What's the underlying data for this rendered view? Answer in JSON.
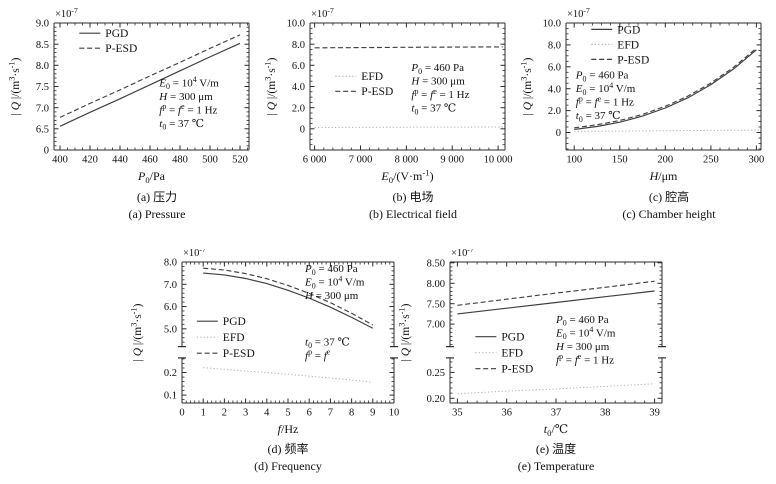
{
  "figure": {
    "background": "#ffffff",
    "colors": {
      "line_dark": "#3f3f3f",
      "line_light": "#b3b3b3",
      "axis": "#2b2b2b",
      "text": "#111111"
    }
  },
  "chart_data": [
    {
      "id": "a",
      "type": "line",
      "caption_cn": "(a) 压力",
      "caption_en": "(a) Pressure",
      "xlabel": "*P*_{0}/Pa",
      "ylabel": "| *Q* |/(m^{3}·s^{-1})",
      "scale_label": "×10^{-7}",
      "xlim": [
        396,
        526
      ],
      "xminor": 5,
      "xticks": [
        {
          "label": "400",
          "v": 400
        },
        {
          "label": "420",
          "v": 420
        },
        {
          "label": "440",
          "v": 440
        },
        {
          "label": "460",
          "v": 460
        },
        {
          "label": "480",
          "v": 480
        },
        {
          "label": "500",
          "v": 500
        },
        {
          "label": "520",
          "v": 520
        }
      ],
      "panels": [
        {
          "vlim": [
            6.0,
            9.0
          ],
          "minor": 0.1,
          "frac": [
            0,
            1
          ],
          "ticks": [
            {
              "label": "0",
              "v": 6.0
            },
            {
              "label": "6.5",
              "v": 6.5
            },
            {
              "label": "7.0",
              "v": 7.0
            },
            {
              "label": "7.5",
              "v": 7.5
            },
            {
              "label": "8.0",
              "v": 8.0
            },
            {
              "label": "8.5",
              "v": 8.5
            },
            {
              "label": "9.0",
              "v": 9.0
            }
          ]
        }
      ],
      "series": [
        {
          "name": "PGD",
          "style": "solid",
          "color": "#3f3f3f",
          "panel": 0,
          "x": [
            400,
            420,
            440,
            460,
            480,
            500,
            520
          ],
          "y": [
            6.56,
            6.89,
            7.21,
            7.54,
            7.87,
            8.2,
            8.52
          ]
        },
        {
          "name": "P-ESD",
          "style": "dashed",
          "color": "#3f3f3f",
          "panel": 0,
          "x": [
            400,
            420,
            440,
            460,
            480,
            500,
            520
          ],
          "y": [
            6.77,
            7.1,
            7.42,
            7.75,
            8.07,
            8.4,
            8.72
          ]
        }
      ],
      "legend": {
        "entries": [
          "PGD",
          "P-ESD"
        ],
        "pos": [
          0.13,
          0.08
        ]
      },
      "annotations": [
        {
          "pos": [
            0.54,
            0.42
          ],
          "lines": [
            "*E*_{0} = 10^{4} V/m",
            "*H* = 300 μm",
            "*f*^{p} = *f*^{e} = 1 Hz",
            "*t*_{0} = 37 ℃"
          ]
        }
      ]
    },
    {
      "id": "b",
      "type": "line",
      "caption_cn": "(b) 电场",
      "caption_en": "(b) Electrical field",
      "xlabel": "*E*_{0}/(V·m^{-1})",
      "ylabel": "| *Q* |/(m^{3}·s^{-1})",
      "scale_label": "×10^{-7}",
      "xlim": [
        5900,
        10150
      ],
      "xminor": 200,
      "xticks": [
        {
          "label": "6 000",
          "v": 6000
        },
        {
          "label": "7 000",
          "v": 7000
        },
        {
          "label": "8 000",
          "v": 8000
        },
        {
          "label": "9 000",
          "v": 9000
        },
        {
          "label": "10 000",
          "v": 10000
        }
      ],
      "panels": [
        {
          "vlim": [
            -2.0,
            10.0
          ],
          "minor": 0.5,
          "frac": [
            0,
            1
          ],
          "ticks": [
            {
              "label": "0",
              "v": 0
            },
            {
              "label": "2.0",
              "v": 2
            },
            {
              "label": "4.0",
              "v": 4
            },
            {
              "label": "6.0",
              "v": 6
            },
            {
              "label": "8.0",
              "v": 8
            },
            {
              "label": "10.0",
              "v": 10
            }
          ]
        }
      ],
      "series": [
        {
          "name": "EFD",
          "style": "dotted",
          "color": "#b3b3b3",
          "panel": 0,
          "x": [
            6000,
            7000,
            8000,
            9000,
            10100
          ],
          "y": [
            0.13,
            0.14,
            0.15,
            0.16,
            0.17
          ]
        },
        {
          "name": "P-ESD",
          "style": "dashed",
          "color": "#3f3f3f",
          "panel": 0,
          "x": [
            6000,
            7000,
            8000,
            9000,
            10100
          ],
          "y": [
            7.66,
            7.68,
            7.7,
            7.72,
            7.74
          ]
        }
      ],
      "legend": {
        "entries": [
          "EFD",
          "P-ESD"
        ],
        "pos": [
          0.13,
          0.42
        ]
      },
      "annotations": [
        {
          "pos": [
            0.52,
            0.3
          ],
          "lines": [
            "*P*_{0} = 460 Pa",
            "*H* = 300 μm",
            "*f*^{p} = *f*^{e} = 1 Hz",
            "*t*_{0} = 37 ℃"
          ]
        }
      ]
    },
    {
      "id": "c",
      "type": "line",
      "caption_cn": "(c) 腔高",
      "caption_en": "(c) Chamber height",
      "xlabel": "*H*/μm",
      "ylabel": "| *Q* |/(m^{3}·s^{-1})",
      "scale_label": "×10^{-7}",
      "xlim": [
        91,
        305
      ],
      "xminor": 10,
      "xticks": [
        {
          "label": "100",
          "v": 100
        },
        {
          "label": "150",
          "v": 150
        },
        {
          "label": "200",
          "v": 200
        },
        {
          "label": "250",
          "v": 250
        },
        {
          "label": "300",
          "v": 300
        }
      ],
      "panels": [
        {
          "vlim": [
            -1.6,
            10.0
          ],
          "minor": 0.5,
          "frac": [
            0,
            1
          ],
          "ticks": [
            {
              "label": "0",
              "v": 0
            },
            {
              "label": "2.0",
              "v": 2
            },
            {
              "label": "4.0",
              "v": 4
            },
            {
              "label": "6.0",
              "v": 6
            },
            {
              "label": "8.0",
              "v": 8
            },
            {
              "label": "10.0",
              "v": 10
            }
          ]
        }
      ],
      "series": [
        {
          "name": "PGD",
          "style": "solid",
          "color": "#3f3f3f",
          "panel": 0,
          "x": [
            100,
            125,
            150,
            175,
            200,
            225,
            250,
            275,
            300
          ],
          "y": [
            0.28,
            0.55,
            0.94,
            1.5,
            2.24,
            3.18,
            4.37,
            5.81,
            7.55
          ]
        },
        {
          "name": "EFD",
          "style": "dotted",
          "color": "#b3b3b3",
          "panel": 0,
          "x": [
            100,
            150,
            200,
            250,
            304
          ],
          "y": [
            0.1,
            0.13,
            0.16,
            0.19,
            0.22
          ]
        },
        {
          "name": "P-ESD",
          "style": "dashed",
          "color": "#3f3f3f",
          "panel": 0,
          "x": [
            100,
            125,
            150,
            175,
            200,
            225,
            250,
            275,
            300
          ],
          "y": [
            0.43,
            0.7,
            1.09,
            1.65,
            2.39,
            3.33,
            4.52,
            5.96,
            7.7
          ]
        }
      ],
      "legend": {
        "entries": [
          "PGD",
          "EFD",
          "P-ESD"
        ],
        "pos": [
          0.13,
          0.05
        ]
      },
      "annotations": [
        {
          "pos": [
            0.05,
            0.36
          ],
          "lines": [
            "*P*_{0} = 460 Pa",
            "*E*_{0} = 10^{4} V/m",
            "*f*^{p} = *f*^{e} = 1 Hz",
            "*t*_{0} = 37 ℃"
          ]
        }
      ]
    },
    {
      "id": "d",
      "type": "line",
      "caption_cn": "(d) 频率",
      "caption_en": "(d) Frequency",
      "xlabel": "*f*/Hz",
      "ylabel": "| *Q* |/(m^{3}·s^{-1})",
      "scale_label": "×10^{-7}",
      "xlim": [
        0,
        10
      ],
      "xminor": 0.2,
      "xticks": [
        {
          "label": "0",
          "v": 0
        },
        {
          "label": "1",
          "v": 1
        },
        {
          "label": "2",
          "v": 2
        },
        {
          "label": "3",
          "v": 3
        },
        {
          "label": "4",
          "v": 4
        },
        {
          "label": "5",
          "v": 5
        },
        {
          "label": "6",
          "v": 6
        },
        {
          "label": "7",
          "v": 7
        },
        {
          "label": "8",
          "v": 8
        },
        {
          "label": "9",
          "v": 9
        },
        {
          "label": "10",
          "v": 10
        }
      ],
      "panels": [
        {
          "vlim": [
            4.2,
            8.0
          ],
          "minor": 0.2,
          "frac": [
            0,
            0.6
          ],
          "ticks": [
            {
              "label": "5.0",
              "v": 5
            },
            {
              "label": "6.0",
              "v": 6
            },
            {
              "label": "7.0",
              "v": 7
            },
            {
              "label": "8.0",
              "v": 8
            }
          ]
        },
        {
          "vlim": [
            0.065,
            0.265
          ],
          "minor": 0.02,
          "frac": [
            0.68,
            1
          ],
          "ticks": [
            {
              "label": "0.1",
              "v": 0.1
            },
            {
              "label": "0.2",
              "v": 0.2
            }
          ]
        }
      ],
      "series": [
        {
          "name": "PGD",
          "style": "solid",
          "color": "#3f3f3f",
          "panel": 0,
          "x": [
            1,
            2,
            3,
            4,
            5,
            6,
            7,
            8,
            9
          ],
          "y": [
            7.5,
            7.42,
            7.26,
            7.03,
            6.73,
            6.38,
            5.97,
            5.51,
            5.02
          ]
        },
        {
          "name": "P-ESD",
          "style": "dashed",
          "color": "#3f3f3f",
          "panel": 0,
          "x": [
            1,
            2,
            3,
            4,
            5,
            6,
            7,
            8,
            9
          ],
          "y": [
            7.72,
            7.64,
            7.48,
            7.25,
            6.95,
            6.59,
            6.17,
            5.7,
            5.17
          ]
        },
        {
          "name": "EFD",
          "style": "dotted",
          "color": "#b3b3b3",
          "panel": 1,
          "x": [
            1,
            2,
            3,
            4,
            5,
            6,
            7,
            8,
            9
          ],
          "y": [
            0.222,
            0.214,
            0.207,
            0.2,
            0.192,
            0.184,
            0.176,
            0.167,
            0.157
          ]
        }
      ],
      "legend": {
        "entries": [
          "PGD",
          "EFD",
          "P-ESD"
        ],
        "pos": [
          0.07,
          0.42
        ]
      },
      "annotations": [
        {
          "pos": [
            0.58,
            0.0
          ],
          "lines": [
            "*P*_{0} = 460 Pa",
            "*E*_{0} = 10^{4} V/m",
            "*H* = 300 μm"
          ]
        },
        {
          "pos": [
            0.58,
            0.52
          ],
          "lines": [
            "*t*_{0} = 37 ℃",
            "*f*^{p} = *f*^{e}"
          ]
        }
      ]
    },
    {
      "id": "e",
      "type": "line",
      "caption_cn": "(e) 温度",
      "caption_en": "(e) Temperature",
      "xlabel": "*t*_{0}/℃",
      "ylabel": "| *Q* |/(m^{3}·s^{-1})",
      "scale_label": "×10^{-7}",
      "xlim": [
        34.85,
        39.15
      ],
      "xminor": 0.2,
      "xticks": [
        {
          "label": "35",
          "v": 35
        },
        {
          "label": "36",
          "v": 36
        },
        {
          "label": "37",
          "v": 37
        },
        {
          "label": "38",
          "v": 38
        },
        {
          "label": "39",
          "v": 39
        }
      ],
      "panels": [
        {
          "vlim": [
            6.45,
            8.52
          ],
          "minor": 0.1,
          "frac": [
            0,
            0.6
          ],
          "ticks": [
            {
              "label": "7.00",
              "v": 7.0
            },
            {
              "label": "7.50",
              "v": 7.5
            },
            {
              "label": "8.00",
              "v": 8.0
            },
            {
              "label": "8.50",
              "v": 8.5
            }
          ]
        },
        {
          "vlim": [
            0.191,
            0.278
          ],
          "minor": 0.01,
          "frac": [
            0.68,
            1
          ],
          "ticks": [
            {
              "label": "0.20",
              "v": 0.2
            },
            {
              "label": "0.25",
              "v": 0.25
            }
          ]
        }
      ],
      "series": [
        {
          "name": "PGD",
          "style": "solid",
          "color": "#3f3f3f",
          "panel": 0,
          "x": [
            35,
            36,
            37,
            38,
            39
          ],
          "y": [
            7.25,
            7.39,
            7.53,
            7.67,
            7.81
          ]
        },
        {
          "name": "P-ESD",
          "style": "dashed",
          "color": "#3f3f3f",
          "panel": 0,
          "x": [
            35,
            36,
            37,
            38,
            39
          ],
          "y": [
            7.46,
            7.61,
            7.76,
            7.9,
            8.05
          ]
        },
        {
          "name": "EFD",
          "style": "dotted",
          "color": "#b3b3b3",
          "panel": 1,
          "x": [
            35,
            36,
            37,
            38,
            39
          ],
          "y": [
            0.209,
            0.214,
            0.218,
            0.223,
            0.228
          ]
        }
      ],
      "legend": {
        "entries": [
          "PGD",
          "EFD",
          "P-ESD"
        ],
        "pos": [
          0.12,
          0.53
        ]
      },
      "annotations": [
        {
          "pos": [
            0.5,
            0.36
          ],
          "lines": [
            "*P*_{0} = 460 Pa",
            "*E*_{0} = 10^{4} V/m",
            "*H* = 300 μm",
            "*f*^{p} = *f*^{e} = 1 Hz"
          ]
        }
      ]
    }
  ]
}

.....

### Exercise objective:
Using the listing above, show every line that includes the string "xminor".

### Final result:
      "xminor": 5,
      "xminor": 200,
      "xminor": 10,
      "xminor": 0.2,
      "xminor": 0.2,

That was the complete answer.